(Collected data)
━━━━━━

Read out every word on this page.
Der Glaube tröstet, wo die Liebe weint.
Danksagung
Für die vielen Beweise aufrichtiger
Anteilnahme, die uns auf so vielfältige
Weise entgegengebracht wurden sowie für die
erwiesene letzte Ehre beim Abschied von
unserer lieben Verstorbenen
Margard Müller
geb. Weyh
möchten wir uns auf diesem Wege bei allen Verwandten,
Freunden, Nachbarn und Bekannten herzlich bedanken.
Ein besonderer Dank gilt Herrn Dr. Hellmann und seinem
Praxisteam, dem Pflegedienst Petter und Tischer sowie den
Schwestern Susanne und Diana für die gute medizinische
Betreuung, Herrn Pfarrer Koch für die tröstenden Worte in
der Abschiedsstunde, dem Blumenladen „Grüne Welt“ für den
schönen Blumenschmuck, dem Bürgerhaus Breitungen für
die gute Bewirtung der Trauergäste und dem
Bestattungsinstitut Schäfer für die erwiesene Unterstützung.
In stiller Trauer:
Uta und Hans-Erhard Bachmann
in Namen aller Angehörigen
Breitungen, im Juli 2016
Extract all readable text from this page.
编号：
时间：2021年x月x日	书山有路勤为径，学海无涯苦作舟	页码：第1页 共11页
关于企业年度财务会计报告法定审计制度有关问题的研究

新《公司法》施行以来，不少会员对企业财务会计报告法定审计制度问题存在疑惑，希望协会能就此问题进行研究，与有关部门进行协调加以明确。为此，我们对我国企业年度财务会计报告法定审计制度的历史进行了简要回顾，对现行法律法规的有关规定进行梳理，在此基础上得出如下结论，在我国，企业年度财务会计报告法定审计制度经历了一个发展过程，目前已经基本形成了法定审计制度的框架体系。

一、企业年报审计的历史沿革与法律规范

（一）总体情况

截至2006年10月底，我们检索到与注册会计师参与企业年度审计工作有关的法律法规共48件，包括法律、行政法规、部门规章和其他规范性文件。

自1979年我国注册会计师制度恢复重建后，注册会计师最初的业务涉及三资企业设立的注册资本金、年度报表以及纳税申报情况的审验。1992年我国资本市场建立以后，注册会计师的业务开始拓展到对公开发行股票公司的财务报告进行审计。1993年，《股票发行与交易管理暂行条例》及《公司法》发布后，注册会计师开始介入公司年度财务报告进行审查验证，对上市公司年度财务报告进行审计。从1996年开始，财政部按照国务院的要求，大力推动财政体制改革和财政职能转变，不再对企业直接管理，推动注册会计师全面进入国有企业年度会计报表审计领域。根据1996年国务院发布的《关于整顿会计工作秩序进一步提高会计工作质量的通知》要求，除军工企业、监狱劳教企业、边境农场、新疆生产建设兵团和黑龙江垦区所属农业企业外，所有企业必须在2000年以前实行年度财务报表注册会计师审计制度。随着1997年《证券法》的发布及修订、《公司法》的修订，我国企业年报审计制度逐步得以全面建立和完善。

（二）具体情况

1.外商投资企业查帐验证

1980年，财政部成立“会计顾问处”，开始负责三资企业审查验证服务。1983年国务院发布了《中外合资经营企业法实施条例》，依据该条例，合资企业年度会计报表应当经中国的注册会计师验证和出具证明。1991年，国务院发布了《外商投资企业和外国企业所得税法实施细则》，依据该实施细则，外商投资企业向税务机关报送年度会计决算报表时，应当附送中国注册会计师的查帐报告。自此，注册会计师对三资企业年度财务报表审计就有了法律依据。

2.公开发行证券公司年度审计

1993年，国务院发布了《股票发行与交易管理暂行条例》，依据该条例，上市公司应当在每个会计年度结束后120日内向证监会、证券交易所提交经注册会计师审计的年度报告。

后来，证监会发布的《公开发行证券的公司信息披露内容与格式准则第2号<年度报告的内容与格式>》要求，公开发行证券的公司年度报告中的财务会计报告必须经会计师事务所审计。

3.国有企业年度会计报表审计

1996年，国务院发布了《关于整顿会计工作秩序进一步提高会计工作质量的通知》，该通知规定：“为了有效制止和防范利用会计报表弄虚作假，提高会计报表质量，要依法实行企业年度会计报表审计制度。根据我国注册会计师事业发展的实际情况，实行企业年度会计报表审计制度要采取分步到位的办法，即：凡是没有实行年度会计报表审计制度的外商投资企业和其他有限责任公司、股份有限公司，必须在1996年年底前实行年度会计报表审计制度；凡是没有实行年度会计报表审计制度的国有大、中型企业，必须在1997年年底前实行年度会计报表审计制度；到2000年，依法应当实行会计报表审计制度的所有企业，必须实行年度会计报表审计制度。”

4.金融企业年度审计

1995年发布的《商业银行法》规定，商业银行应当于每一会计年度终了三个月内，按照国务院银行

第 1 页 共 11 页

━━━━━━

Search the preceding listing for "Herrn" and extract every line where it is found.

▸ **TASK RESPONSE**:
Ein besonderer Dank gilt Herrn Dr. Hellmann und seinem
Betreuung, Herrn Pfarrer Koch für die tröstenden Worte in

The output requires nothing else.